Chart and figure data
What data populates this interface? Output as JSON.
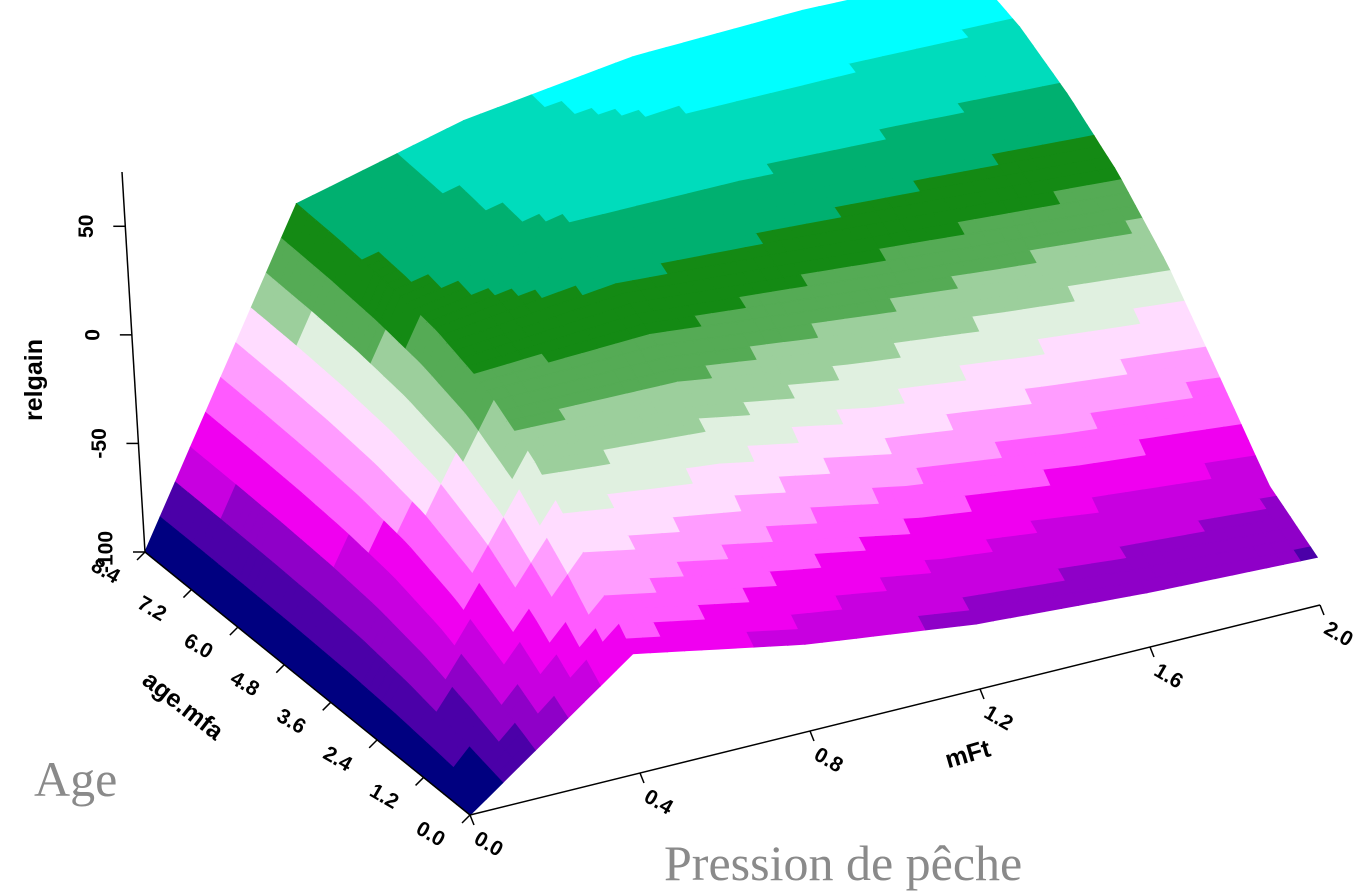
{
  "chart_data": {
    "type": "surface",
    "title": "",
    "zlabel": "relgain",
    "xlabel": "mFt",
    "ylabel": "age.mfa",
    "annotations": {
      "x_caption": "Pression de pêche",
      "y_caption": "Age"
    },
    "z_ticks": [
      "50",
      "0",
      "-50",
      "-100"
    ],
    "x_ticks": [
      "0.0",
      "0.4",
      "0.8",
      "1.2",
      "1.6",
      "2.0"
    ],
    "y_ticks": [
      "0.0",
      "1.2",
      "2.4",
      "3.6",
      "4.8",
      "6.0",
      "7.2",
      "8.4"
    ],
    "zlim": [
      -100,
      75
    ],
    "xlim": [
      0,
      2.0
    ],
    "ylim": [
      0,
      8.4
    ],
    "contour_colors": [
      "#000080",
      "#4b00a8",
      "#8f00c8",
      "#c800e0",
      "#f000f0",
      "#ff5aff",
      "#ff9cff",
      "#ffdcff",
      "#e0f0e0",
      "#9ccf9c",
      "#55ab55",
      "#148a14",
      "#00b070",
      "#00dcbc",
      "#00ffff"
    ],
    "x_grid": [
      0,
      0.4,
      0.8,
      1.2,
      1.6,
      2.0
    ],
    "y_grid": [
      0,
      1.2,
      2.4,
      3.6,
      4.8,
      6.0,
      7.2,
      8.4
    ],
    "relgain": [
      [
        -100,
        -100,
        -100,
        -100,
        -100,
        -100,
        -100,
        -100
      ],
      [
        -45,
        -15,
        10,
        26,
        34,
        38,
        40,
        41
      ],
      [
        -60,
        -30,
        5,
        28,
        44,
        54,
        58,
        60
      ],
      [
        -70,
        -45,
        -10,
        20,
        40,
        55,
        64,
        70
      ],
      [
        -75,
        -55,
        -20,
        12,
        35,
        52,
        64,
        72
      ],
      [
        -78,
        -62,
        -28,
        5,
        30,
        48,
        62,
        70
      ]
    ]
  }
}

[The task]: Leave out the pictures and reproduce the rest of the listing exactly.

[Exercise result]:
What data populates this interface? Output as JSON.
{
  "chart_data": {
    "type": "surface",
    "title": "",
    "zlabel": "relgain",
    "xlabel": "mFt",
    "ylabel": "age.mfa",
    "annotations": {
      "x_caption": "Pression de pêche",
      "y_caption": "Age"
    },
    "z_ticks": [
      "50",
      "0",
      "-50",
      "-100"
    ],
    "x_ticks": [
      "0.0",
      "0.4",
      "0.8",
      "1.2",
      "1.6",
      "2.0"
    ],
    "y_ticks": [
      "0.0",
      "1.2",
      "2.4",
      "3.6",
      "4.8",
      "6.0",
      "7.2",
      "8.4"
    ],
    "zlim": [
      -100,
      75
    ],
    "xlim": [
      0,
      2.0
    ],
    "ylim": [
      0,
      8.4
    ],
    "contour_colors": [
      "#000080",
      "#4b00a8",
      "#8f00c8",
      "#c800e0",
      "#f000f0",
      "#ff5aff",
      "#ff9cff",
      "#ffdcff",
      "#e0f0e0",
      "#9ccf9c",
      "#55ab55",
      "#148a14",
      "#00b070",
      "#00dcbc",
      "#00ffff"
    ],
    "x_grid": [
      0,
      0.4,
      0.8,
      1.2,
      1.6,
      2.0
    ],
    "y_grid": [
      0,
      1.2,
      2.4,
      3.6,
      4.8,
      6.0,
      7.2,
      8.4
    ],
    "relgain": [
      [
        -100,
        -100,
        -100,
        -100,
        -100,
        -100,
        -100,
        -100
      ],
      [
        -45,
        -15,
        10,
        26,
        34,
        38,
        40,
        41
      ],
      [
        -60,
        -30,
        5,
        28,
        44,
        54,
        58,
        60
      ],
      [
        -70,
        -45,
        -10,
        20,
        40,
        55,
        64,
        70
      ],
      [
        -75,
        -55,
        -20,
        12,
        35,
        52,
        64,
        72
      ],
      [
        -78,
        -62,
        -28,
        5,
        30,
        48,
        62,
        70
      ]
    ]
  }
}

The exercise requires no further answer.